Do this >> Retype the material below. Keep every word exactly as it is.

Stored data
begin

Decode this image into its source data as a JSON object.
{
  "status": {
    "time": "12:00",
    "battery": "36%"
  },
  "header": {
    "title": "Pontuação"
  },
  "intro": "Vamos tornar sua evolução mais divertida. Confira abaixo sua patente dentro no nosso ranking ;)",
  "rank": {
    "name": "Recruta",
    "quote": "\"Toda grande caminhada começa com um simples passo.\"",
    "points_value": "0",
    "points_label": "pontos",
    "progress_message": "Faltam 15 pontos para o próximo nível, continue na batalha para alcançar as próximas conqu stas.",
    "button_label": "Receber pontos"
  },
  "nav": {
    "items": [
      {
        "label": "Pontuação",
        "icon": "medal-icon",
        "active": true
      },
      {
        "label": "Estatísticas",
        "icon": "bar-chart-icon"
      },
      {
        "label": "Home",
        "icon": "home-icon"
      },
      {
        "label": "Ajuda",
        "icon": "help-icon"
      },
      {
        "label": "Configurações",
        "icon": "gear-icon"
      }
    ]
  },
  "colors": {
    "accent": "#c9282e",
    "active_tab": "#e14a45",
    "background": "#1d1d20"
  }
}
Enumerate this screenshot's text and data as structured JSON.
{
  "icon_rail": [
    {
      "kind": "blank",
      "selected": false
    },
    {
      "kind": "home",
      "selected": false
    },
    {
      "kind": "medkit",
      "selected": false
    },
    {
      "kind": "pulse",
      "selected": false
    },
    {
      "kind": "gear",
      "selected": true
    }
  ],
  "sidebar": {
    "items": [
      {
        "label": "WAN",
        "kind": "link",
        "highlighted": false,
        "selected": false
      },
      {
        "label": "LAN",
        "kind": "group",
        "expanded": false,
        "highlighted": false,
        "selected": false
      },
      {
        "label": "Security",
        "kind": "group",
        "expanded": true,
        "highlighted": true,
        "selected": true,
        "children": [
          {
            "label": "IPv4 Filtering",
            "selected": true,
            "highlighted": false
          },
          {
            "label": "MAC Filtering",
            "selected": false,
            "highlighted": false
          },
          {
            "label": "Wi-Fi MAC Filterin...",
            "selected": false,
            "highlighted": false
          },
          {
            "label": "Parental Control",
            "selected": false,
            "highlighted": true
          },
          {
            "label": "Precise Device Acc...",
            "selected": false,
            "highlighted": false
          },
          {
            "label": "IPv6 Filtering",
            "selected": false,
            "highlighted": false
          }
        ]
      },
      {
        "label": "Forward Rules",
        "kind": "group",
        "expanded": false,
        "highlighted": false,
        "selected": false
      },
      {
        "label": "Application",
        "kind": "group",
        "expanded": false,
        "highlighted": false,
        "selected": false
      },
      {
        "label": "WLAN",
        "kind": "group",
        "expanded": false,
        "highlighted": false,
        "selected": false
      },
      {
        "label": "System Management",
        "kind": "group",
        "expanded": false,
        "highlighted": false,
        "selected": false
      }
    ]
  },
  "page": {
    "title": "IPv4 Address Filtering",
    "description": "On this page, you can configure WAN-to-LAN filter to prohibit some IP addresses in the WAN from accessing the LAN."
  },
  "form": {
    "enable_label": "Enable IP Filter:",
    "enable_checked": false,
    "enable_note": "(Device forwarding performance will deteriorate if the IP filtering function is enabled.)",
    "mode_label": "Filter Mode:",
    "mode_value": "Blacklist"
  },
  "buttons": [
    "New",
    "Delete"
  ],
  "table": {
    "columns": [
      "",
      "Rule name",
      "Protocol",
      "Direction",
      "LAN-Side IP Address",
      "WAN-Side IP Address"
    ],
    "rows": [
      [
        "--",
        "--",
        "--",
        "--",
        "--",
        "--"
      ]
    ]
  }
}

end

Written answer >>
Decode this image into its source data as a JSON object.
{
  "status": {
    "time": "12:00",
    "battery": "36%"
  },
  "header": {
    "title": "Pontuação"
  },
  "intro": "Vamos tornar sua evolução mais divertida. Confira abaixo sua patente dentro no nosso ranking ;)",
  "rank": {
    "name": "Recruta",
    "quote": "\"Toda grande caminhada começa com um simples passo.\"",
    "points_value": "0",
    "points_label": "pontos",
    "progress_message": "Faltam 15 pontos para o próximo nível, continue na batalha para alcançar as próximas conqu stas.",
    "button_label": "Receber pontos"
  },
  "nav": {
    "items": [
      {
        "label": "Pontuação",
        "icon": "medal-icon",
        "active": true
      },
      {
        "label": "Estatísticas",
        "icon": "bar-chart-icon"
      },
      {
        "label": "Home",
        "icon": "home-icon"
      },
      {
        "label": "Ajuda",
        "icon": "help-icon"
      },
      {
        "label": "Configurações",
        "icon": "gear-icon"
      }
    ]
  },
  "colors": {
    "accent": "#c9282e",
    "active_tab": "#e14a45",
    "background": "#1d1d20"
  }
}
Enumerate this screenshot's text and data as structured JSON.
{
  "icon_rail": [
    {
      "kind": "blank",
      "selected": false
    },
    {
      "kind": "home",
      "selected": false
    },
    {
      "kind": "medkit",
      "selected": false
    },
    {
      "kind": "pulse",
      "selected": false
    },
    {
      "kind": "gear",
      "selected": true
    }
  ],
  "sidebar": {
    "items": [
      {
        "label": "WAN",
        "kind": "link",
        "highlighted": false,
        "selected": false
      },
      {
        "label": "LAN",
        "kind": "group",
        "expanded": false,
        "highlighted": false,
        "selected": false
      },
      {
        "label": "Security",
        "kind": "group",
        "expanded": true,
        "highlighted": true,
        "selected": true,
        "children": [
          {
            "label": "IPv4 Filtering",
            "selected": true,
            "highlighted": false
          },
          {
            "label": "MAC Filtering",
            "selected": false,
            "highlighted": false
          },
          {
            "label": "Wi-Fi MAC Filterin...",
            "selected": false,
            "highlighted": false
          },
          {
            "label": "Parental Control",
            "selected": false,
            "highlighted": true
          },
          {
            "label": "Precise Device Acc...",
            "selected": false,
            "highlighted": false
          },
          {
            "label": "IPv6 Filtering",
            "selected": false,
            "highlighted": false
          }
        ]
      },
      {
        "label": "Forward Rules",
        "kind": "group",
        "expanded": false,
        "highlighted": false,
        "selected": false
      },
      {
        "label": "Application",
        "kind": "group",
        "expanded": false,
        "highlighted": false,
        "selected": false
      },
      {
        "label": "WLAN",
        "kind": "group",
        "expanded": false,
        "highlighted": false,
        "selected": false
      },
      {
        "label": "System Management",
        "kind": "group",
        "expanded": false,
        "highlighted": false,
        "selected": false
      }
    ]
  },
  "page": {
    "title": "IPv4 Address Filtering",
    "description": "On this page, you can configure WAN-to-LAN filter to prohibit some IP addresses in the WAN from accessing the LAN."
  },
  "form": {
    "enable_label": "Enable IP Filter:",
    "enable_checked": false,
    "enable_note": "(Device forwarding performance will deteriorate if the IP filtering function is enabled.)",
    "mode_label": "Filter Mode:",
    "mode_value": "Blacklist"
  },
  "buttons": [
    "New",
    "Delete"
  ],
  "table": {
    "columns": [
      "",
      "Rule name",
      "Protocol",
      "Direction",
      "LAN-Side IP Address",
      "WAN-Side IP Address"
    ],
    "rows": [
      [
        "--",
        "--",
        "--",
        "--",
        "--",
        "--"
      ]
    ]
  }
}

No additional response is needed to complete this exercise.